**Figure record listings**
# # # # # # #

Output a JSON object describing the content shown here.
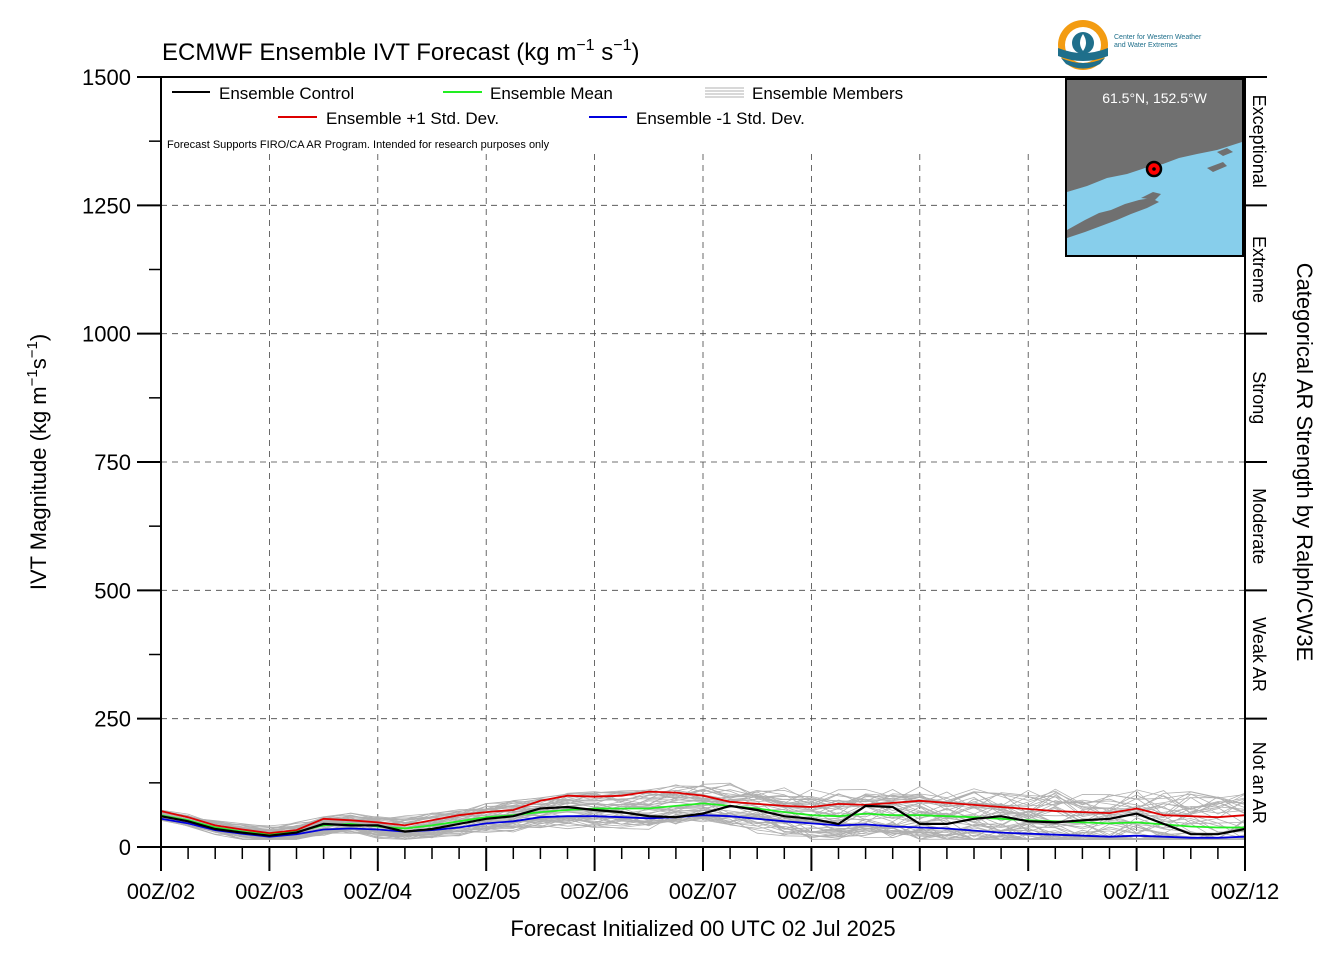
{
  "chart_data": {
    "type": "line",
    "title": "ECMWF Ensemble IVT Forecast (kg m",
    "title_sup1": "−1",
    "title_mid": " s",
    "title_sup2": "−1",
    "title_end": ")",
    "xlabel": "Forecast Initialized 00 UTC 02 Jul 2025",
    "ylabel_parts": [
      "IVT Magnitude (kg m",
      "−1",
      "s",
      "−1",
      ")"
    ],
    "right_label": "Categorical AR Strength by Ralph/CW3E",
    "ylim": [
      0,
      1500
    ],
    "yticks": [
      "0",
      "250",
      "500",
      "750",
      "1000",
      "1250",
      "1500"
    ],
    "ytick_values": [
      0,
      250,
      500,
      750,
      1000,
      1250,
      1500
    ],
    "xlim": [
      0,
      10
    ],
    "xticks": [
      "00Z/02",
      "00Z/03",
      "00Z/04",
      "00Z/05",
      "00Z/06",
      "00Z/07",
      "00Z/08",
      "00Z/09",
      "00Z/10",
      "00Z/11",
      "00Z/12"
    ],
    "grid": true,
    "legend_placement": "top-left",
    "note": "Forecast Supports FIRO/CA AR Program. Intended for research purposes only",
    "categories": [
      {
        "label": "Not an AR",
        "from": 0,
        "to": 250
      },
      {
        "label": "Weak AR",
        "from": 250,
        "to": 500
      },
      {
        "label": "Moderate",
        "from": 500,
        "to": 750
      },
      {
        "label": "Strong",
        "from": 750,
        "to": 1000
      },
      {
        "label": "Extreme",
        "from": 1000,
        "to": 1250
      },
      {
        "label": "Exceptional",
        "from": 1250,
        "to": 1500
      }
    ],
    "x": [
      0,
      0.25,
      0.5,
      0.75,
      1,
      1.25,
      1.5,
      1.75,
      2,
      2.25,
      2.5,
      2.75,
      3,
      3.25,
      3.5,
      3.75,
      4,
      4.25,
      4.5,
      4.75,
      5,
      5.25,
      5.5,
      5.75,
      6,
      6.25,
      6.5,
      6.75,
      7,
      7.25,
      7.5,
      7.75,
      8,
      8.25,
      8.5,
      8.75,
      9,
      9.25,
      9.5,
      9.75,
      10
    ],
    "series": [
      {
        "name": "Ensemble Control",
        "color": "#000000",
        "values": [
          60,
          50,
          35,
          28,
          22,
          28,
          45,
          42,
          42,
          30,
          35,
          45,
          55,
          60,
          75,
          78,
          72,
          68,
          60,
          58,
          65,
          80,
          72,
          60,
          55,
          45,
          80,
          78,
          45,
          45,
          55,
          60,
          50,
          48,
          52,
          55,
          65,
          45,
          25,
          25,
          35
        ]
      },
      {
        "name": "Ensemble Mean",
        "color": "#22ee22",
        "values": [
          62,
          52,
          38,
          30,
          24,
          30,
          42,
          45,
          40,
          36,
          42,
          50,
          58,
          62,
          68,
          72,
          75,
          75,
          75,
          80,
          85,
          80,
          75,
          68,
          62,
          60,
          65,
          62,
          62,
          60,
          58,
          55,
          52,
          50,
          48,
          46,
          48,
          44,
          40,
          38,
          38
        ]
      },
      {
        "name": "Ensemble +1 Std. Dev.",
        "color": "#dd0000",
        "values": [
          70,
          58,
          42,
          34,
          27,
          33,
          55,
          52,
          48,
          42,
          52,
          62,
          68,
          72,
          90,
          100,
          98,
          100,
          108,
          106,
          100,
          88,
          84,
          80,
          78,
          84,
          82,
          86,
          90,
          86,
          82,
          78,
          74,
          70,
          68,
          66,
          75,
          62,
          60,
          58,
          62
        ]
      },
      {
        "name": "Ensemble -1 Std. Dev.",
        "color": "#0000dd",
        "values": [
          55,
          46,
          33,
          26,
          20,
          25,
          34,
          36,
          34,
          30,
          33,
          38,
          46,
          50,
          58,
          60,
          60,
          58,
          56,
          58,
          62,
          60,
          55,
          50,
          46,
          42,
          44,
          40,
          38,
          36,
          32,
          28,
          26,
          24,
          22,
          20,
          22,
          20,
          18,
          18,
          20
        ]
      }
    ],
    "members_label": "Ensemble Members",
    "members_color": "#b0b0b0",
    "members_summary": {
      "min_approx": 15,
      "max_approx": 170
    }
  },
  "inset": {
    "label": "61.5°N, 152.5°W",
    "land_color": "#707070",
    "water_color": "#87ceeb",
    "marker_color": "#ff0000"
  },
  "logo": {
    "line1": "Center for Western Weather",
    "line2": "and Water Extremes",
    "accent": "#f39c12",
    "brand": "#1f6f8b"
  }
}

# # # # # # #

**WORK TO DO**
Each line with the string "Ensemble" in it needs to be found and copied.

**OUTPUT BELOW**
    "title": "ECMWF Ensemble IVT Forecast (kg m",
        "name": "Ensemble Control",
        "name": "Ensemble Mean",
        "name": "Ensemble +1 Std. Dev.",
        "name": "Ensemble -1 Std. Dev.",
    "members_label": "Ensemble Members",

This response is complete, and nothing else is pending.